(Stored data):

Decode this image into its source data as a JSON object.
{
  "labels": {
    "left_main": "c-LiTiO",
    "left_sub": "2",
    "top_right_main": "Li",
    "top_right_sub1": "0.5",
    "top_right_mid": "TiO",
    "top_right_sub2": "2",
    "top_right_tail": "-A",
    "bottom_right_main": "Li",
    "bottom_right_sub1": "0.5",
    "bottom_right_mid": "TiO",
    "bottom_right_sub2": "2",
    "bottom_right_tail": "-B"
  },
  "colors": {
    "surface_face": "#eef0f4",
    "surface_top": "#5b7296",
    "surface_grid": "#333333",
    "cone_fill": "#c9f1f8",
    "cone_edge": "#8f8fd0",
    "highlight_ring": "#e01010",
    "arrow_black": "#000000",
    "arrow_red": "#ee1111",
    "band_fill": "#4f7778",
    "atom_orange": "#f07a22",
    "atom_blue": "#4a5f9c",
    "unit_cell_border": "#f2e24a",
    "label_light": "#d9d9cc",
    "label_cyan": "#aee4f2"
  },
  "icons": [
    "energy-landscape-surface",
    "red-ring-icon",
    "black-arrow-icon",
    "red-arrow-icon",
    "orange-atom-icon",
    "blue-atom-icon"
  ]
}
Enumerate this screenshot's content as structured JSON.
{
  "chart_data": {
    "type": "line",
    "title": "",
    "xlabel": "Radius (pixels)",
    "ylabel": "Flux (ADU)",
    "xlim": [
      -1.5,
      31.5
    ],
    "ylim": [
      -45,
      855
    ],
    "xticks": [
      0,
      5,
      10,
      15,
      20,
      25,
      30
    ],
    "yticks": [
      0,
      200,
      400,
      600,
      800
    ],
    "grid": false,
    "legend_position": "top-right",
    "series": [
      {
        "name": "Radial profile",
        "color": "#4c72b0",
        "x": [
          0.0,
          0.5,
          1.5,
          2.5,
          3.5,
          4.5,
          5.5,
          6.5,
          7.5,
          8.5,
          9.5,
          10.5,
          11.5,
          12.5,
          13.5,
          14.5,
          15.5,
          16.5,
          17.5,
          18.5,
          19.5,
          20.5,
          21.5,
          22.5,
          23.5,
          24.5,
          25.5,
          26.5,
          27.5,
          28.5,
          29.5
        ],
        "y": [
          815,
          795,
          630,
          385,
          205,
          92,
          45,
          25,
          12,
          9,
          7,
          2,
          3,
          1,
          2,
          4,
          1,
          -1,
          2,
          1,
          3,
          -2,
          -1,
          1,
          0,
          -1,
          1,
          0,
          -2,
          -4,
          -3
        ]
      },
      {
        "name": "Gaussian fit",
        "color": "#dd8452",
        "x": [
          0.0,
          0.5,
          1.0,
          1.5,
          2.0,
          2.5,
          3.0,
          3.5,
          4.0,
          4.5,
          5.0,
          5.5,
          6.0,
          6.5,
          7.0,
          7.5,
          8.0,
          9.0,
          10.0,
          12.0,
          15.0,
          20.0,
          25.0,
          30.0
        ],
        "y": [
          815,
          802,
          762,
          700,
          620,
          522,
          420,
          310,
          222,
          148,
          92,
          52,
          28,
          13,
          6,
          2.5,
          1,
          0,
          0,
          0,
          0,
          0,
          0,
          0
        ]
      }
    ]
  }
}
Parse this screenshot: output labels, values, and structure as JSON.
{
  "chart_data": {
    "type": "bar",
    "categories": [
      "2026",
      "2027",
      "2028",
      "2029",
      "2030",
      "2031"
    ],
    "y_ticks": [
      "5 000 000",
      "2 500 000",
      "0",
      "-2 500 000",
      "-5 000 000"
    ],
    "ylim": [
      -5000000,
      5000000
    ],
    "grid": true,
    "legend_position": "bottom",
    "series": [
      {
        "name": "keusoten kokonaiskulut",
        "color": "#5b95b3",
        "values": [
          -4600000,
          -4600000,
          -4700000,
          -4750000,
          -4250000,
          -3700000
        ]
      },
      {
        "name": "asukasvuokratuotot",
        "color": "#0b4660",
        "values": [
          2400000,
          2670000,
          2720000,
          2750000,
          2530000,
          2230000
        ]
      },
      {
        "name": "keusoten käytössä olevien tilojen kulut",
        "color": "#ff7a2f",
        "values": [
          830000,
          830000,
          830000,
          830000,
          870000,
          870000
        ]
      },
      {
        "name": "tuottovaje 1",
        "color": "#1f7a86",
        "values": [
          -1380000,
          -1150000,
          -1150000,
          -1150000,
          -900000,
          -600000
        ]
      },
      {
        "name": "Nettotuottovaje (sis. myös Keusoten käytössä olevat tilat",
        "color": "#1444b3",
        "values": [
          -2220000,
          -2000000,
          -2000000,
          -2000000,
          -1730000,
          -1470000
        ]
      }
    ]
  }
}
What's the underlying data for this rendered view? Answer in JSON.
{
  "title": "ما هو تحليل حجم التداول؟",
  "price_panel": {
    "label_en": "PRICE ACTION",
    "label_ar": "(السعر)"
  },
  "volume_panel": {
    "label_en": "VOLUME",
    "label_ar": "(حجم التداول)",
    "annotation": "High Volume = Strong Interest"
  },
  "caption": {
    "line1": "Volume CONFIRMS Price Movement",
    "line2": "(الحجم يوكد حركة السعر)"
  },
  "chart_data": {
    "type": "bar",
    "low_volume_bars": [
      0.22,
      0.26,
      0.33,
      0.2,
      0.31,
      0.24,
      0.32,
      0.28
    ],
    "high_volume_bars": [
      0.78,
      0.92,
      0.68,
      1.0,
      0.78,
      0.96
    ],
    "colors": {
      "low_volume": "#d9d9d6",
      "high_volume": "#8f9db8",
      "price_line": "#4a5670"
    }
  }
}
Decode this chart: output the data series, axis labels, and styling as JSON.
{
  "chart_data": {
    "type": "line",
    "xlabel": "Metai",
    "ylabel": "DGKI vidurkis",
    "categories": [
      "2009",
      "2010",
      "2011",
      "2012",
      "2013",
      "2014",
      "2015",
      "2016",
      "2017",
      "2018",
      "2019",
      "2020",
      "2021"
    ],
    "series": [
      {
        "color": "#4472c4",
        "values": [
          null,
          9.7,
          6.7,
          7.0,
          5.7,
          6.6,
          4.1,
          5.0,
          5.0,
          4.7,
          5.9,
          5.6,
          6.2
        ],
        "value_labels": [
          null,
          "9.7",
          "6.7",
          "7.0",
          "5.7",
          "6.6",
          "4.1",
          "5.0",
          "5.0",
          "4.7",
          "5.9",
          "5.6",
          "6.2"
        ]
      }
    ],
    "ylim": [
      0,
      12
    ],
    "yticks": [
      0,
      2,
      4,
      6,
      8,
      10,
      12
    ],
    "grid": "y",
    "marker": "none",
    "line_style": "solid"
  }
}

(Written exercise): Write out the entries in full, exactly as given.

(Response):
Decode this image into its source data as a JSON object.
{
  "labels": {
    "left_main": "c-LiTiO",
    "left_sub": "2",
    "top_right_main": "Li",
    "top_right_sub1": "0.5",
    "top_right_mid": "TiO",
    "top_right_sub2": "2",
    "top_right_tail": "-A",
    "bottom_right_main": "Li",
    "bottom_right_sub1": "0.5",
    "bottom_right_mid": "TiO",
    "bottom_right_sub2": "2",
    "bottom_right_tail": "-B"
  },
  "colors": {
    "surface_face": "#eef0f4",
    "surface_top": "#5b7296",
    "surface_grid": "#333333",
    "cone_fill": "#c9f1f8",
    "cone_edge": "#8f8fd0",
    "highlight_ring": "#e01010",
    "arrow_black": "#000000",
    "arrow_red": "#ee1111",
    "band_fill": "#4f7778",
    "atom_orange": "#f07a22",
    "atom_blue": "#4a5f9c",
    "unit_cell_border": "#f2e24a",
    "label_light": "#d9d9cc",
    "label_cyan": "#aee4f2"
  },
  "icons": [
    "energy-landscape-surface",
    "red-ring-icon",
    "black-arrow-icon",
    "red-arrow-icon",
    "orange-atom-icon",
    "blue-atom-icon"
  ]
}
Enumerate this screenshot's content as structured JSON.
{
  "chart_data": {
    "type": "line",
    "title": "",
    "xlabel": "Radius (pixels)",
    "ylabel": "Flux (ADU)",
    "xlim": [
      -1.5,
      31.5
    ],
    "ylim": [
      -45,
      855
    ],
    "xticks": [
      0,
      5,
      10,
      15,
      20,
      25,
      30
    ],
    "yticks": [
      0,
      200,
      400,
      600,
      800
    ],
    "grid": false,
    "legend_position": "top-right",
    "series": [
      {
        "name": "Radial profile",
        "color": "#4c72b0",
        "x": [
          0.0,
          0.5,
          1.5,
          2.5,
          3.5,
          4.5,
          5.5,
          6.5,
          7.5,
          8.5,
          9.5,
          10.5,
          11.5,
          12.5,
          13.5,
          14.5,
          15.5,
          16.5,
          17.5,
          18.5,
          19.5,
          20.5,
          21.5,
          22.5,
          23.5,
          24.5,
          25.5,
          26.5,
          27.5,
          28.5,
          29.5
        ],
        "y": [
          815,
          795,
          630,
          385,
          205,
          92,
          45,
          25,
          12,
          9,
          7,
          2,
          3,
          1,
          2,
          4,
          1,
          -1,
          2,
          1,
          3,
          -2,
          -1,
          1,
          0,
          -1,
          1,
          0,
          -2,
          -4,
          -3
        ]
      },
      {
        "name": "Gaussian fit",
        "color": "#dd8452",
        "x": [
          0.0,
          0.5,
          1.0,
          1.5,
          2.0,
          2.5,
          3.0,
          3.5,
          4.0,
          4.5,
          5.0,
          5.5,
          6.0,
          6.5,
          7.0,
          7.5,
          8.0,
          9.0,
          10.0,
          12.0,
          15.0,
          20.0,
          25.0,
          30.0
        ],
        "y": [
          815,
          802,
          762,
          700,
          620,
          522,
          420,
          310,
          222,
          148,
          92,
          52,
          28,
          13,
          6,
          2.5,
          1,
          0,
          0,
          0,
          0,
          0,
          0,
          0
        ]
      }
    ]
  }
}
Parse this screenshot: output labels, values, and structure as JSON.
{
  "chart_data": {
    "type": "bar",
    "categories": [
      "2026",
      "2027",
      "2028",
      "2029",
      "2030",
      "2031"
    ],
    "y_ticks": [
      "5 000 000",
      "2 500 000",
      "0",
      "-2 500 000",
      "-5 000 000"
    ],
    "ylim": [
      -5000000,
      5000000
    ],
    "grid": true,
    "legend_position": "bottom",
    "series": [
      {
        "name": "keusoten kokonaiskulut",
        "color": "#5b95b3",
        "values": [
          -4600000,
          -4600000,
          -4700000,
          -4750000,
          -4250000,
          -3700000
        ]
      },
      {
        "name": "asukasvuokratuotot",
        "color": "#0b4660",
        "values": [
          2400000,
          2670000,
          2720000,
          2750000,
          2530000,
          2230000
        ]
      },
      {
        "name": "keusoten käytössä olevien tilojen kulut",
        "color": "#ff7a2f",
        "values": [
          830000,
          830000,
          830000,
          830000,
          870000,
          870000
        ]
      },
      {
        "name": "tuottovaje 1",
        "color": "#1f7a86",
        "values": [
          -1380000,
          -1150000,
          -1150000,
          -1150000,
          -900000,
          -600000
        ]
      },
      {
        "name": "Nettotuottovaje (sis. myös Keusoten käytössä olevat tilat",
        "color": "#1444b3",
        "values": [
          -2220000,
          -2000000,
          -2000000,
          -2000000,
          -1730000,
          -1470000
        ]
      }
    ]
  }
}
What's the underlying data for this rendered view? Answer in JSON.
{
  "title": "ما هو تحليل حجم التداول؟",
  "price_panel": {
    "label_en": "PRICE ACTION",
    "label_ar": "(السعر)"
  },
  "volume_panel": {
    "label_en": "VOLUME",
    "label_ar": "(حجم التداول)",
    "annotation": "High Volume = Strong Interest"
  },
  "caption": {
    "line1": "Volume CONFIRMS Price Movement",
    "line2": "(الحجم يوكد حركة السعر)"
  },
  "chart_data": {
    "type": "bar",
    "low_volume_bars": [
      0.22,
      0.26,
      0.33,
      0.2,
      0.31,
      0.24,
      0.32,
      0.28
    ],
    "high_volume_bars": [
      0.78,
      0.92,
      0.68,
      1.0,
      0.78,
      0.96
    ],
    "colors": {
      "low_volume": "#d9d9d6",
      "high_volume": "#8f9db8",
      "price_line": "#4a5670"
    }
  }
}
Decode this chart: output the data series, axis labels, and styling as JSON.
{
  "chart_data": {
    "type": "line",
    "xlabel": "Metai",
    "ylabel": "DGKI vidurkis",
    "categories": [
      "2009",
      "2010",
      "2011",
      "2012",
      "2013",
      "2014",
      "2015",
      "2016",
      "2017",
      "2018",
      "2019",
      "2020",
      "2021"
    ],
    "series": [
      {
        "color": "#4472c4",
        "values": [
          null,
          9.7,
          6.7,
          7.0,
          5.7,
          6.6,
          4.1,
          5.0,
          5.0,
          4.7,
          5.9,
          5.6,
          6.2
        ],
        "value_labels": [
          null,
          "9.7",
          "6.7",
          "7.0",
          "5.7",
          "6.6",
          "4.1",
          "5.0",
          "5.0",
          "4.7",
          "5.9",
          "5.6",
          "6.2"
        ]
      }
    ],
    "ylim": [
      0,
      12
    ],
    "yticks": [
      0,
      2,
      4,
      6,
      8,
      10,
      12
    ],
    "grid": "y",
    "marker": "none",
    "line_style": "solid"
  }
}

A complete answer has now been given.